Task objective —
Pick out each line of the records that includes the string "this", and copy it.

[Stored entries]
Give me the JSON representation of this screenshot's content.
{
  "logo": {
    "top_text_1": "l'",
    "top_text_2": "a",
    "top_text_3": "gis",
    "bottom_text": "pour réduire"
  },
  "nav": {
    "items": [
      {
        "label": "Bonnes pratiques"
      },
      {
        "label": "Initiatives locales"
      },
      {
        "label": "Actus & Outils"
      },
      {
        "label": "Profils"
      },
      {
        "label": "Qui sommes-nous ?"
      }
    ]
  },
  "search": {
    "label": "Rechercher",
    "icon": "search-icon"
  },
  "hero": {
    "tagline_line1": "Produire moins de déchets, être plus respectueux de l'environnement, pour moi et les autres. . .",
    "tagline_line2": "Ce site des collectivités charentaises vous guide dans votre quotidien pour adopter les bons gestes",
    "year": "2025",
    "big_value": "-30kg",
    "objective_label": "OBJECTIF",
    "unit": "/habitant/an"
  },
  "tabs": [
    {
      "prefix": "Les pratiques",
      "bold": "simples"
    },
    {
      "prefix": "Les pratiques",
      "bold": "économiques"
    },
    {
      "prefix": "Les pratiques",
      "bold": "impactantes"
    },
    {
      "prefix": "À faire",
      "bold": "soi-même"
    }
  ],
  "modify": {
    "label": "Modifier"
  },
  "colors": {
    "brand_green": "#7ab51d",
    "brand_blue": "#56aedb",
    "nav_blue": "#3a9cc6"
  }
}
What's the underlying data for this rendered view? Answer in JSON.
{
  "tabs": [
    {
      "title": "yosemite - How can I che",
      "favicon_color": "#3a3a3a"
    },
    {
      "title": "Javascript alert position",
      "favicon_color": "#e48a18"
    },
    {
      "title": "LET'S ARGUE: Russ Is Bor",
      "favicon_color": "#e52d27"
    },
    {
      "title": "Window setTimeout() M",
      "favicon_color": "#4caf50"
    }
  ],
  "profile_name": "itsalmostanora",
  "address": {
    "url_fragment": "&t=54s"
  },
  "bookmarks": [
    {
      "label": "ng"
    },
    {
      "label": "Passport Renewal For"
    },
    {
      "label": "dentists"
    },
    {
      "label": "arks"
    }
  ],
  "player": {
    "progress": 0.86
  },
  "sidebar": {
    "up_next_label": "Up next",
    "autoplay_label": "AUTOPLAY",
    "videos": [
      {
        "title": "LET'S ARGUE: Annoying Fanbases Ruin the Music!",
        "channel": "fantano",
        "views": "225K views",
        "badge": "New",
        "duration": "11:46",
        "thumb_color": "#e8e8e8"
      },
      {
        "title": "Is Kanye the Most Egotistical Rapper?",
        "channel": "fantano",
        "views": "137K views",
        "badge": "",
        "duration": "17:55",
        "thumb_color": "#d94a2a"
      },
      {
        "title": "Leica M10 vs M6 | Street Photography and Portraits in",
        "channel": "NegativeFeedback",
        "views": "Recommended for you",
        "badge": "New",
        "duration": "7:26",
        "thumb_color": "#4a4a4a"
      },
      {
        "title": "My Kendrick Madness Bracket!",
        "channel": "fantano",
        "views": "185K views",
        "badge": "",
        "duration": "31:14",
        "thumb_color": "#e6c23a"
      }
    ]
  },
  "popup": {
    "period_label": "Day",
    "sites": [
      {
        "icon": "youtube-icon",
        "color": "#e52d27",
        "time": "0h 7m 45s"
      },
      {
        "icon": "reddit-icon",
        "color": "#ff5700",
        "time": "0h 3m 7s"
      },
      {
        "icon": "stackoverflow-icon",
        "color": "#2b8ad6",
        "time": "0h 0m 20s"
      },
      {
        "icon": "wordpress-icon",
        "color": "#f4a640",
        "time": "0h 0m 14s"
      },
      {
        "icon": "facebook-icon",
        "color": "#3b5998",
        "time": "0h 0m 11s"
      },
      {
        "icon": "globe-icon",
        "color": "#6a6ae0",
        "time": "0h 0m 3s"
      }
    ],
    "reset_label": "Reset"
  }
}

Solved exercise —
Give me the JSON representation of this screenshot's content.
What's the underlying data for this rendered view? Answer in JSON.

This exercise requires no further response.